▶ **Entries supplied**

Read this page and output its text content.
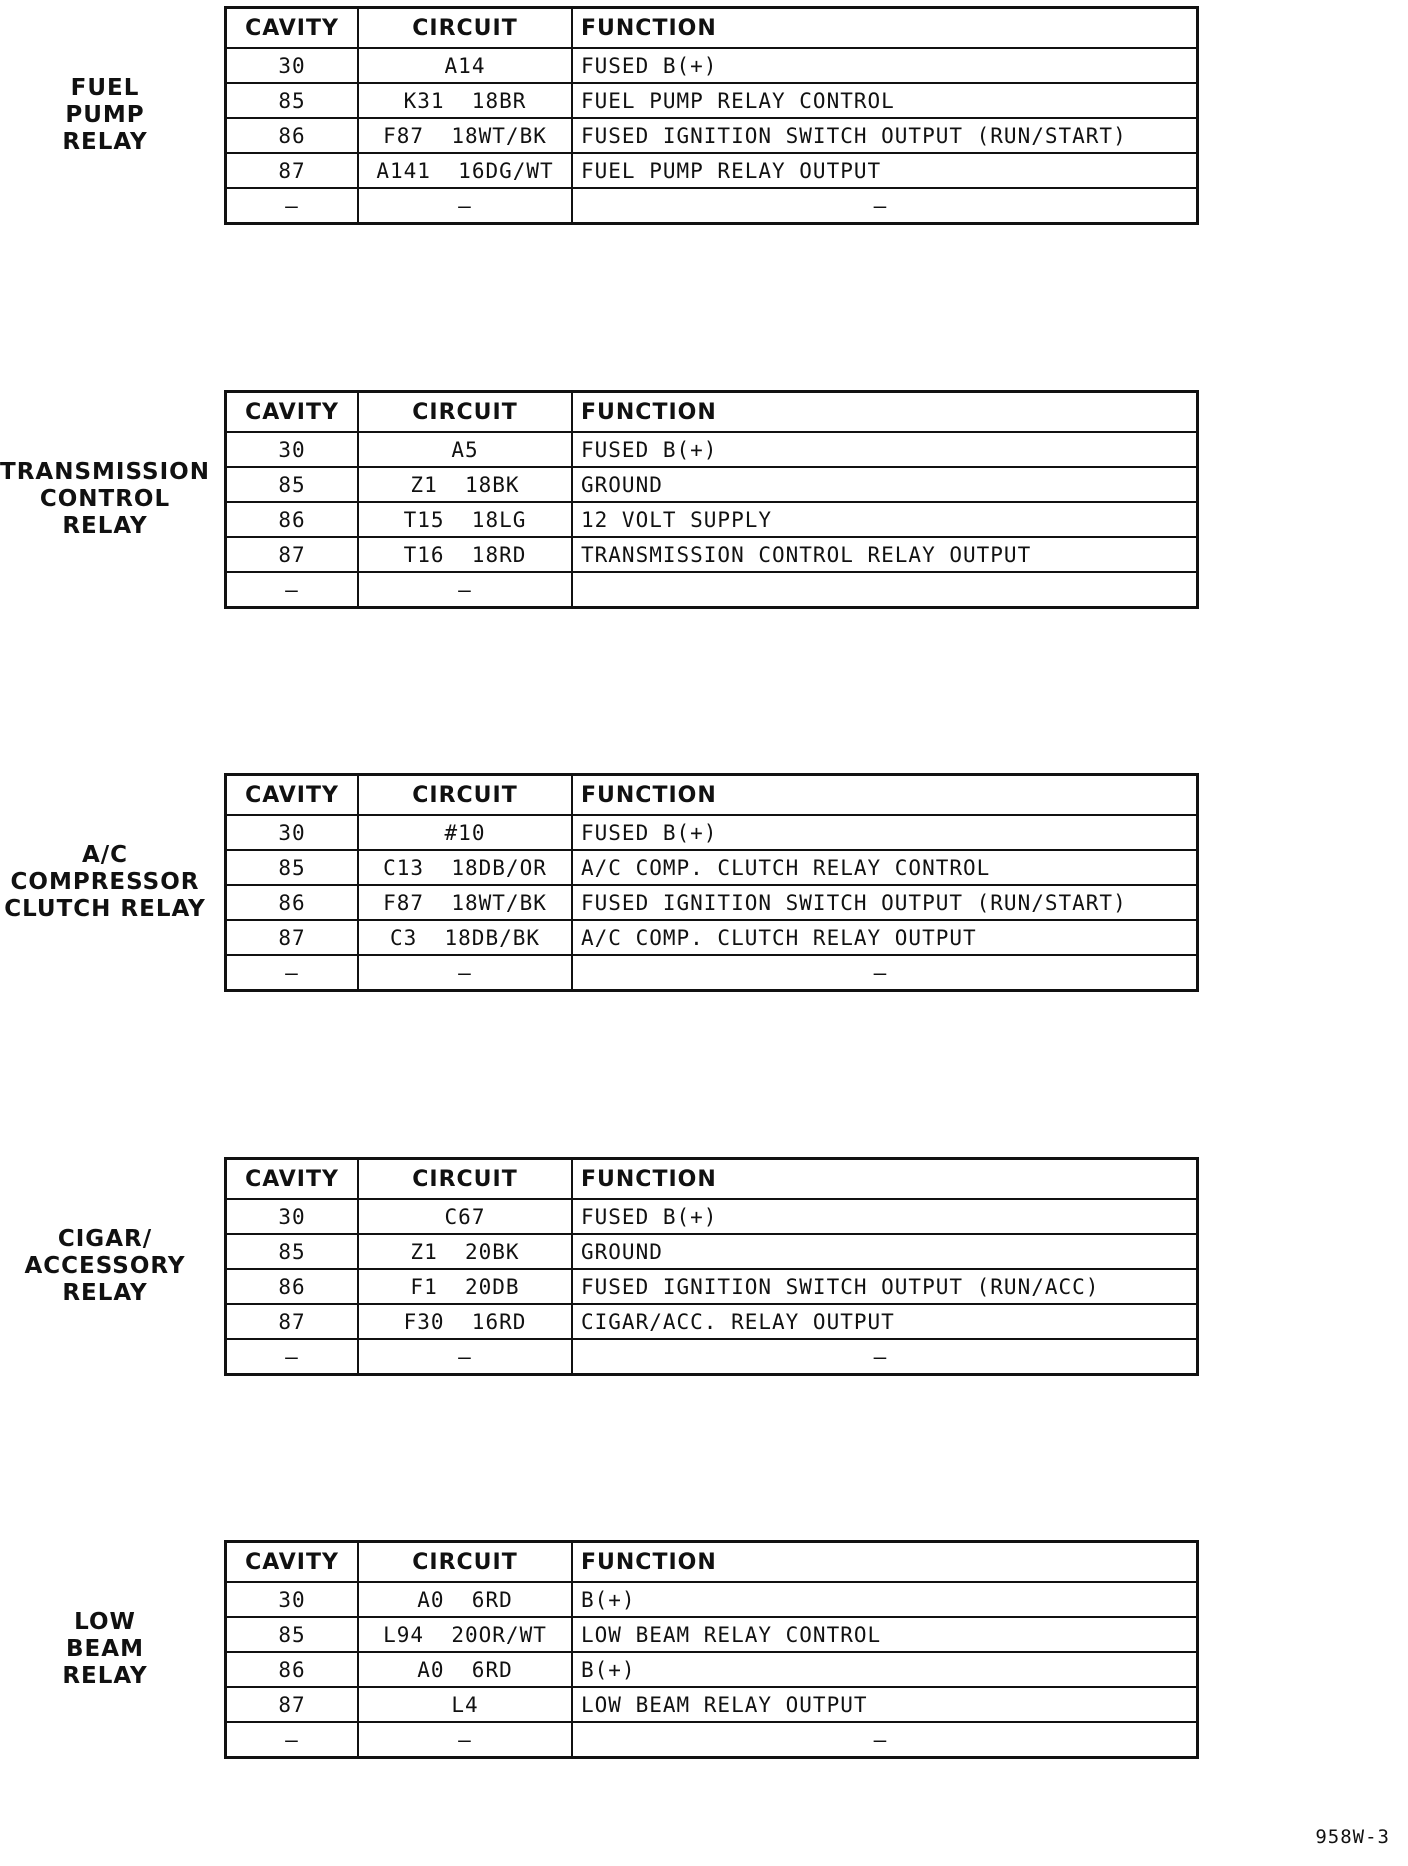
FUEL
PUMP
RELAY
CAVITY	CIRCUIT	FUNCTION
30	A14	FUSED B(+)
85	K31  18BR	FUEL PUMP RELAY CONTROL
86	F87  18WT/BK	FUSED IGNITION SWITCH OUTPUT (RUN/START)
87	A141  16DG/WT	FUEL PUMP RELAY OUTPUT
–	–	–
TRANSMISSION
CONTROL
RELAY
CAVITY	CIRCUIT	FUNCTION
30	A5	FUSED B(+)
85	Z1  18BK	GROUND
86	T15  18LG	12 VOLT SUPPLY
87	T16  18RD	TRANSMISSION CONTROL RELAY OUTPUT
–	–	
A/C
COMPRESSOR
CLUTCH RELAY
CAVITY	CIRCUIT	FUNCTION
30	#10	FUSED B(+)
85	C13  18DB/OR	A/C COMP. CLUTCH RELAY CONTROL
86	F87  18WT/BK	FUSED IGNITION SWITCH OUTPUT (RUN/START)
87	C3  18DB/BK	A/C COMP. CLUTCH RELAY OUTPUT
–	–	–
CIGAR/
ACCESSORY
RELAY
CAVITY	CIRCUIT	FUNCTION
30	C67	FUSED B(+)
85	Z1  20BK	GROUND
86	F1  20DB	FUSED IGNITION SWITCH OUTPUT (RUN/ACC)
87	F30  16RD	CIGAR/ACC. RELAY OUTPUT
–	–	–
LOW
BEAM
RELAY
CAVITY	CIRCUIT	FUNCTION
30	A0  6RD	B(+)
85	L94  20OR/WT	LOW BEAM RELAY CONTROL
86	A0  6RD	B(+)
87	L4	LOW BEAM RELAY OUTPUT
–	–	–
958W-3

▶ **Challenge**
Set out every line from the material that contains the string "FUSED".

▶ **Full output**
30	A14	FUSED B(+)
86	F87  18WT/BK	FUSED IGNITION SWITCH OUTPUT (RUN/START)
30	A5	FUSED B(+)
30	#10	FUSED B(+)
86	F87  18WT/BK	FUSED IGNITION SWITCH OUTPUT (RUN/START)
30	C67	FUSED B(+)
86	F1  20DB	FUSED IGNITION SWITCH OUTPUT (RUN/ACC)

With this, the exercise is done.